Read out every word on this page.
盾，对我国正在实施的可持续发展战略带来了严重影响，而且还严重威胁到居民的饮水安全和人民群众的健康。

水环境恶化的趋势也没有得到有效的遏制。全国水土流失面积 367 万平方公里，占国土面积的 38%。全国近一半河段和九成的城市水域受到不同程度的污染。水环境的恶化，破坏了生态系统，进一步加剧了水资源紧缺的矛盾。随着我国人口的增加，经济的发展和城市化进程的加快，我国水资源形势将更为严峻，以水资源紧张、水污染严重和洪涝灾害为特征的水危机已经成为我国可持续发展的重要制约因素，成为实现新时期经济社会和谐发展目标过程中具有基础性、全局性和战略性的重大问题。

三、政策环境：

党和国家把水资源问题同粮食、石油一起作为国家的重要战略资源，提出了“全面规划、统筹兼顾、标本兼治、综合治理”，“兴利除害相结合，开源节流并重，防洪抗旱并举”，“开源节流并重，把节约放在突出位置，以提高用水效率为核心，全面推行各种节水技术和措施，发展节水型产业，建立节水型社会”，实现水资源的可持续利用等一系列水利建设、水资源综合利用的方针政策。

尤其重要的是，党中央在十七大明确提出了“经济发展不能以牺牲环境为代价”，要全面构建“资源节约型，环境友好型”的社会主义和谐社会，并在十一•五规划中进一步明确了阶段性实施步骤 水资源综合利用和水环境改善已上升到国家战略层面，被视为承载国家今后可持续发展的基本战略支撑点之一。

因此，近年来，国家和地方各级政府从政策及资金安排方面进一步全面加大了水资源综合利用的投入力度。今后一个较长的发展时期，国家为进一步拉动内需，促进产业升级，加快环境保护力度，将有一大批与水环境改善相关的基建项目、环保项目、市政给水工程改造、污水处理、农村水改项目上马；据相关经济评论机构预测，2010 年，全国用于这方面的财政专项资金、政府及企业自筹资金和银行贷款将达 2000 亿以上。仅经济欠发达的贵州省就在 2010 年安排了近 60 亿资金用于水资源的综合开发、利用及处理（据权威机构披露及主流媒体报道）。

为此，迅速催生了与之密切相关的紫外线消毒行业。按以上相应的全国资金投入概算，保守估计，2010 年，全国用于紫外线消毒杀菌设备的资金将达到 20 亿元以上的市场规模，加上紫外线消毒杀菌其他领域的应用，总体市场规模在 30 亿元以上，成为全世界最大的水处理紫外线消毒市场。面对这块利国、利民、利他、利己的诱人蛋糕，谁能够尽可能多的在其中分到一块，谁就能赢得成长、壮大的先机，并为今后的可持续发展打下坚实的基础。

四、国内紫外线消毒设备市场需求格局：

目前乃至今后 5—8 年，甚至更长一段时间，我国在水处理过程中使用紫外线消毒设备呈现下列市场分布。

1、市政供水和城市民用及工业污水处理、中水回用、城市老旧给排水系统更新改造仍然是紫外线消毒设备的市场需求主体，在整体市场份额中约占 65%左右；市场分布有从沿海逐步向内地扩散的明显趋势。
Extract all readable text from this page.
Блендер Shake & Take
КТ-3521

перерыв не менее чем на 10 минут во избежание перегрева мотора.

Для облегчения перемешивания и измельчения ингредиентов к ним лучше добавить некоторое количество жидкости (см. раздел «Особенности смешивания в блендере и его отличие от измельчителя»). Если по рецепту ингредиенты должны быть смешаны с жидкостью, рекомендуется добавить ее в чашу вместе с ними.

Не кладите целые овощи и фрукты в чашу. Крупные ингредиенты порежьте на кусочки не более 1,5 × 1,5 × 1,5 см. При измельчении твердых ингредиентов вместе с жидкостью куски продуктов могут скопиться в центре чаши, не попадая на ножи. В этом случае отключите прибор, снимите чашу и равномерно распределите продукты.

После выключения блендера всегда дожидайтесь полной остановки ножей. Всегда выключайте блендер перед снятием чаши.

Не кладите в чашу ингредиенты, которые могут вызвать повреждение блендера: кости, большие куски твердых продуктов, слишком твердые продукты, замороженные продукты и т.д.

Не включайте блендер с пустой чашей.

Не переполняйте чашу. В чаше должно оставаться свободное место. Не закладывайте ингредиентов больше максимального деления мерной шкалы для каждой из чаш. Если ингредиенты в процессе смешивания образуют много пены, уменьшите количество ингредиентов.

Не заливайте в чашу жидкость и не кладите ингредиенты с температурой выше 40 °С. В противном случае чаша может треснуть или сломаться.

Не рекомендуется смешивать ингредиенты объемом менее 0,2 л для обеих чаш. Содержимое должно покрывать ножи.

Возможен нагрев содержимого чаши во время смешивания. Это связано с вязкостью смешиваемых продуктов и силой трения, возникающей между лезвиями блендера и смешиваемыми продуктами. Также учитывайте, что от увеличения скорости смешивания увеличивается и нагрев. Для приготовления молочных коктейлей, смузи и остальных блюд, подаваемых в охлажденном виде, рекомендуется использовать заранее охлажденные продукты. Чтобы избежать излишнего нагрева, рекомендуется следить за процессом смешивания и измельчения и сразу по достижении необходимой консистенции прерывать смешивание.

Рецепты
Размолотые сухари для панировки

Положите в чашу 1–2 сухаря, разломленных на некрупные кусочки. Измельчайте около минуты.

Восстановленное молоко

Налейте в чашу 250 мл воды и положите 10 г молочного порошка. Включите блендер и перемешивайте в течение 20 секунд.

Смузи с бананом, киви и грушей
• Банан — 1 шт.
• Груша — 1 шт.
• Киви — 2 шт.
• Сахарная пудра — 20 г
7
※
* **Work to complete**:
Reproduce each record exactly, leaving nothing out.

* **Reply**:
Read out every word on this page.
盾，对我国正在实施的可持续发展战略带来了严重影响，而且还严重威胁到居民的饮水安全和人民群众的健康。

水环境恶化的趋势也没有得到有效的遏制。全国水土流失面积 367 万平方公里，占国土面积的 38%。全国近一半河段和九成的城市水域受到不同程度的污染。水环境的恶化，破坏了生态系统，进一步加剧了水资源紧缺的矛盾。随着我国人口的增加，经济的发展和城市化进程的加快，我国水资源形势将更为严峻，以水资源紧张、水污染严重和洪涝灾害为特征的水危机已经成为我国可持续发展的重要制约因素，成为实现新时期经济社会和谐发展目标过程中具有基础性、全局性和战略性的重大问题。

三、政策环境：

党和国家把水资源问题同粮食、石油一起作为国家的重要战略资源，提出了“全面规划、统筹兼顾、标本兼治、综合治理”，“兴利除害相结合，开源节流并重，防洪抗旱并举”，“开源节流并重，把节约放在突出位置，以提高用水效率为核心，全面推行各种节水技术和措施，发展节水型产业，建立节水型社会”，实现水资源的可持续利用等一系列水利建设、水资源综合利用的方针政策。

尤其重要的是，党中央在十七大明确提出了“经济发展不能以牺牲环境为代价”，要全面构建“资源节约型，环境友好型”的社会主义和谐社会，并在十一•五规划中进一步明确了阶段性实施步骤 水资源综合利用和水环境改善已上升到国家战略层面，被视为承载国家今后可持续发展的基本战略支撑点之一。

因此，近年来，国家和地方各级政府从政策及资金安排方面进一步全面加大了水资源综合利用的投入力度。今后一个较长的发展时期，国家为进一步拉动内需，促进产业升级，加快环境保护力度，将有一大批与水环境改善相关的基建项目、环保项目、市政给水工程改造、污水处理、农村水改项目上马；据相关经济评论机构预测，2010 年，全国用于这方面的财政专项资金、政府及企业自筹资金和银行贷款将达 2000 亿以上。仅经济欠发达的贵州省就在 2010 年安排了近 60 亿资金用于水资源的综合开发、利用及处理（据权威机构披露及主流媒体报道）。

为此，迅速催生了与之密切相关的紫外线消毒行业。按以上相应的全国资金投入概算，保守估计，2010 年，全国用于紫外线消毒杀菌设备的资金将达到 20 亿元以上的市场规模，加上紫外线消毒杀菌其他领域的应用，总体市场规模在 30 亿元以上，成为全世界最大的水处理紫外线消毒市场。面对这块利国、利民、利他、利己的诱人蛋糕，谁能够尽可能多的在其中分到一块，谁就能赢得成长、壮大的先机，并为今后的可持续发展打下坚实的基础。

四、国内紫外线消毒设备市场需求格局：

目前乃至今后 5—8 年，甚至更长一段时间，我国在水处理过程中使用紫外线消毒设备呈现下列市场分布。

1、市政供水和城市民用及工业污水处理、中水回用、城市老旧给排水系统更新改造仍然是紫外线消毒设备的市场需求主体，在整体市场份额中约占 65%左右；市场分布有从沿海逐步向内地扩散的明显趋势。
Extract all readable text from this page.
Блендер Shake & Take
КТ-3521

перерыв не менее чем на 10 минут во избежание перегрева мотора.

Для облегчения перемешивания и измельчения ингредиентов к ним лучше добавить некоторое количество жидкости (см. раздел «Особенности смешивания в блендере и его отличие от измельчителя»). Если по рецепту ингредиенты должны быть смешаны с жидкостью, рекомендуется добавить ее в чашу вместе с ними.

Не кладите целые овощи и фрукты в чашу. Крупные ингредиенты порежьте на кусочки не более 1,5 × 1,5 × 1,5 см. При измельчении твердых ингредиентов вместе с жидкостью куски продуктов могут скопиться в центре чаши, не попадая на ножи. В этом случае отключите прибор, снимите чашу и равномерно распределите продукты.

После выключения блендера всегда дожидайтесь полной остановки ножей. Всегда выключайте блендер перед снятием чаши.

Не кладите в чашу ингредиенты, которые могут вызвать повреждение блендера: кости, большие куски твердых продуктов, слишком твердые продукты, замороженные продукты и т.д.

Не включайте блендер с пустой чашей.

Не переполняйте чашу. В чаше должно оставаться свободное место. Не закладывайте ингредиентов больше максимального деления мерной шкалы для каждой из чаш. Если ингредиенты в процессе смешивания образуют много пены, уменьшите количество ингредиентов.

Не заливайте в чашу жидкость и не кладите ингредиенты с температурой выше 40 °С. В противном случае чаша может треснуть или сломаться.

Не рекомендуется смешивать ингредиенты объемом менее 0,2 л для обеих чаш. Содержимое должно покрывать ножи.

Возможен нагрев содержимого чаши во время смешивания. Это связано с вязкостью смешиваемых продуктов и силой трения, возникающей между лезвиями блендера и смешиваемыми продуктами. Также учитывайте, что от увеличения скорости смешивания увеличивается и нагрев. Для приготовления молочных коктейлей, смузи и остальных блюд, подаваемых в охлажденном виде, рекомендуется использовать заранее охлажденные продукты. Чтобы избежать излишнего нагрева, рекомендуется следить за процессом смешивания и измельчения и сразу по достижении необходимой консистенции прерывать смешивание.

Рецепты
Размолотые сухари для панировки

Положите в чашу 1–2 сухаря, разломленных на некрупные кусочки. Измельчайте около минуты.

Восстановленное молоко

Налейте в чашу 250 мл воды и положите 10 г молочного порошка. Включите блендер и перемешивайте в течение 20 секунд.

Смузи с бананом, киви и грушей
• Банан — 1 шт.
• Груша — 1 шт.
• Киви — 2 шт.
• Сахарная пудра — 20 г
7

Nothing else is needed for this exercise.